Görev koşulları ▸ Alıştırma metnindeki danışan, oğlu yemeğini düşürdüğünde ya da bıraktığında neden sabır gösterebilir hale geldi? Metnin verdiği gerekçeyi bir ila üç cümleyle açıklayın.

Alıştırma metni ▸
Her zaman nasıl hissettiğinizi açıklayan bir hikâyenin izini süremeyeceksiniz ama bu, olmadığı anlamına gelmez –ve buna tutunmak yardımcı olabilir. Sorunlardan biri, çocukken sizi seven insanların belki sizden her zaman hoşlanmadığını hissetmeniz olabilir. Bazen sizi sıkıcı, fazla çalışkan, hayal kırıklığına uğratan, önemsiz, çileden çıkaran, beceriksiz ya da aptal bulmuş olabilirler. Kendi çocuğunuzun davranışı size bunu hatırlattığında, tetikleniyorsunuz ve sonunda bağırmaya ya da varsayılan olumsuz davranışınız neyse onu yapmaya başlıyorsunuz.
Gezegendeki en kendini bilen kişi değilseniz, çocuğunuza karşı “kaybedeceksiniz”.
Ebeveyn olmanın zor hissettirebileceğine şüphe yok. Bir gecede çocuğunuz 7/24 en zahmetli önceliğiniz haline gelir. Hatta çocuk sahibi olmak, sizi sonunda kendi ebeveynlerinizin neyle uğraşmak zorunda kaldığını fark etmenizi ve belki onları daha fazla takdir etmenizi, onlarla özdeşleşmenizi ya da onlar için daha fazla şefkat hissetmenizi sağlamış olabilir. Fakat kendi çocuğunuzla da özdeşleşmeniz gerekiyor. Bebekken ya da kendi çocuğunuzla aynı yaşlarda bir çocukken neler hissetmiş olabileceğinizi düşünmek için harcayacağınız zaman, bu empatiyi geliştirmenize yardımcı olacaktır. Bu, onları uzaklaştırma isteğinizi tetikleyecek şekilde davrandıklarında onları anlamanıza ve onlarla birlikte hissetmenize yardımcı olacaktır.
18 aylık bir erkek çocuğunu evlat edinen bir danışanım vardı. Oğlu yere yemek düşürdüğü veya yemeğini bıraktığı her seferinde öfkesinin yükseldiğini hissediyordu. Ona çocukken yemeğini düşürseydi veya bıraksaydı başına ne geleceğini sordum. Büyükbabasının bıçağın sapıyla hafifçe parmak eklemlerine vurduğunu ve onu odadan çıkardığını anımsadı. Bu şekilde davranıldığında nasıl hissettiğiyle ilişki kurduktan sonra, yürümeye yeni başlayan bir çocuk olarak kendi kendine şefkat duydu, bu da onun çocuğuna sabır göstermesine yardımcı oldu ve oğlunun daha eğlenceli, daha az korkutucu şekilde daha iyi bir sofra adabını özümsemesine yardım edebildi.
Çocuğunuzun rehberliğe ihtiyacı olduğunda, bunu öfkeli olduğunuzda yaparsanız yararlı olmayacaktır. Sadece öfkenizi deneyimleyecekler ve onlara göstermeniz gerekeni deneyimleyeceklerdir.

Gösterilen malzeme ▸
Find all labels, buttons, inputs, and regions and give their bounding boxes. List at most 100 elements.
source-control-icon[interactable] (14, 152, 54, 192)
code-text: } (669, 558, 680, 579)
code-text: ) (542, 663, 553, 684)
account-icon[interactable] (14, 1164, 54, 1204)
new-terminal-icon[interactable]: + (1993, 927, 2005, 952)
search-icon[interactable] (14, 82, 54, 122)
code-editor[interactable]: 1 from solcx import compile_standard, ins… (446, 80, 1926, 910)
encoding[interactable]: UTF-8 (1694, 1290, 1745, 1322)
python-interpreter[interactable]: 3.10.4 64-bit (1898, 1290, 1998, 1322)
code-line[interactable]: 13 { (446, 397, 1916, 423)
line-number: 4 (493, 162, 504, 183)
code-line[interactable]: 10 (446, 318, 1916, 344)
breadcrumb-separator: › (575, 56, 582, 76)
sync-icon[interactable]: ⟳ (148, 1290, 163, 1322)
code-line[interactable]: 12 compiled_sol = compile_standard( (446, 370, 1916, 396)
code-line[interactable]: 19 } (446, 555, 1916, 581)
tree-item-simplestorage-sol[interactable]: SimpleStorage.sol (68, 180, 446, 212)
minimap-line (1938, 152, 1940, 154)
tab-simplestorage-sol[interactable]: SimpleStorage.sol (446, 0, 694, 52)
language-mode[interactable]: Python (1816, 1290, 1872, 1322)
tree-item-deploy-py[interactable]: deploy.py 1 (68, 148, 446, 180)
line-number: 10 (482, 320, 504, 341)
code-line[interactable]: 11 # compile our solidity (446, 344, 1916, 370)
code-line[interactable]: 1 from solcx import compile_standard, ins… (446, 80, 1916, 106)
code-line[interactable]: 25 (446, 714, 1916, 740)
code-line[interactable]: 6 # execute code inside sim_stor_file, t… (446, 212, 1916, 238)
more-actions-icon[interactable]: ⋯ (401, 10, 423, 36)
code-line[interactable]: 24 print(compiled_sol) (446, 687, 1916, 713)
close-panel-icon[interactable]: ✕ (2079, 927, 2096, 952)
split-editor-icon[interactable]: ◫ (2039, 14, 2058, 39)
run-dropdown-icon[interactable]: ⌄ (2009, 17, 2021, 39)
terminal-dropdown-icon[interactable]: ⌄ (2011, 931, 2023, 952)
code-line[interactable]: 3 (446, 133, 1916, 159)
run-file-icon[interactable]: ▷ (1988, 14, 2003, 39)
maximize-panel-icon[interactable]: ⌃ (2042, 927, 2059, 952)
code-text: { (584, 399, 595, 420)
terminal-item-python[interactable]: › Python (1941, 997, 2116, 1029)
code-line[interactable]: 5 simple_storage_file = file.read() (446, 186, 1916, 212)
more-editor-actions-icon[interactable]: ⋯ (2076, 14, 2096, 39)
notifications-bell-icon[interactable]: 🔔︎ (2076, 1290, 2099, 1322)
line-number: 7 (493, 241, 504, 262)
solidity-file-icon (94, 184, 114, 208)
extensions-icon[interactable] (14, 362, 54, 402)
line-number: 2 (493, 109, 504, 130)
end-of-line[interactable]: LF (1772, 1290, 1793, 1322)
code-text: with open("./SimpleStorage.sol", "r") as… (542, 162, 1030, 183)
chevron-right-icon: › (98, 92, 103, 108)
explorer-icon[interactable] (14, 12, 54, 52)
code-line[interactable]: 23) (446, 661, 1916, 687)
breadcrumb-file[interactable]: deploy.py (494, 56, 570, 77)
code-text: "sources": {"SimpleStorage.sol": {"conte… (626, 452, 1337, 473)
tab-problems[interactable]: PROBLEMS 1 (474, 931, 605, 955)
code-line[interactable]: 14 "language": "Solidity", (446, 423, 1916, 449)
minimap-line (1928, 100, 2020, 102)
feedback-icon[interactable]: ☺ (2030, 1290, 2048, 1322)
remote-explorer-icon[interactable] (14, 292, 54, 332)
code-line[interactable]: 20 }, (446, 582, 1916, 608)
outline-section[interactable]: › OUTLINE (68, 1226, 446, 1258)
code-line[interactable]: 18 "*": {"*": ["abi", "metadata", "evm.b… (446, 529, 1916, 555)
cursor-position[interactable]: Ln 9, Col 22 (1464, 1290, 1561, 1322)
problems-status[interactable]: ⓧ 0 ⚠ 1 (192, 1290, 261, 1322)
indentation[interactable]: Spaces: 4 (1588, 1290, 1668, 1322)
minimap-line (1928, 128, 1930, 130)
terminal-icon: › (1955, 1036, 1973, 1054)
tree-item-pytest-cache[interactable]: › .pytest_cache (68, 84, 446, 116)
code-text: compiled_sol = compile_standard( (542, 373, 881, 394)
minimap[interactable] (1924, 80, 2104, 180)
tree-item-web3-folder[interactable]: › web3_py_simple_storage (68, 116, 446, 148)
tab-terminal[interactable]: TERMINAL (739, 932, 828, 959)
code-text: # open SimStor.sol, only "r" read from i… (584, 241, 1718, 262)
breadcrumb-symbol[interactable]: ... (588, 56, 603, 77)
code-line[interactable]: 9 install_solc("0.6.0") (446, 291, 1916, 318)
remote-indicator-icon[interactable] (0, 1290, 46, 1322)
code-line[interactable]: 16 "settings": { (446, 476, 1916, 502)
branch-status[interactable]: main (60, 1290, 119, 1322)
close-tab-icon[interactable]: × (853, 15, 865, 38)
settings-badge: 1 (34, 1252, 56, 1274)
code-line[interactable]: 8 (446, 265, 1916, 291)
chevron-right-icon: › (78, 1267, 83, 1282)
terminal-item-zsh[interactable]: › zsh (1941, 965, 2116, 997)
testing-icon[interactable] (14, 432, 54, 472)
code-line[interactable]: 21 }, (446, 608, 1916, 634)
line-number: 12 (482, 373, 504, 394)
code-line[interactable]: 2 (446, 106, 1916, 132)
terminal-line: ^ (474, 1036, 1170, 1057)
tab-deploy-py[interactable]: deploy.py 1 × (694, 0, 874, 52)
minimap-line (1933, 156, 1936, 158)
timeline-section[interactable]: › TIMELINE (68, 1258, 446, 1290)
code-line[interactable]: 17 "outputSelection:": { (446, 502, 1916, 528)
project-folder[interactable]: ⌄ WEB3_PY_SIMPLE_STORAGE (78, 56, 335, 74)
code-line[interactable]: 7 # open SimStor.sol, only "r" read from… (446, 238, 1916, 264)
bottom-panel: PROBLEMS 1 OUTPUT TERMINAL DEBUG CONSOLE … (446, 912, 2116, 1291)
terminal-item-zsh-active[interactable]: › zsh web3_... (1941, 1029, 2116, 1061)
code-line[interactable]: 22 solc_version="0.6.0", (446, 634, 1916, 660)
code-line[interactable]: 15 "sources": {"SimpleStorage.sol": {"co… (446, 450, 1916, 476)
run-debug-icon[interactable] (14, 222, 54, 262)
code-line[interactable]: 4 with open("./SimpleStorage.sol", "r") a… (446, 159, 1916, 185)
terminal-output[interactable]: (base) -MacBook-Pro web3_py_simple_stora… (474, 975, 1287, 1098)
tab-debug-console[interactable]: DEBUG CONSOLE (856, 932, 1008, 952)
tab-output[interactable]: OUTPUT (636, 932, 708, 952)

Alıştırma cevabı ▸ Danışan, çocukken yemeğini düşürdüğünde ya da bıraktığında büyükbabasının bıçağın sapıyla parmak eklemlerine hafifçe vurup onu odadan çıkardığını hatırladı. Böyle davranıldığında nasıl hissettiğiyle ilişki kurunca, yürümeye yeni başlayan bir çocuk olarak kendine şefkat duydu. Bu şefkat, oğluna sabır göstermesine yardımcı oldu.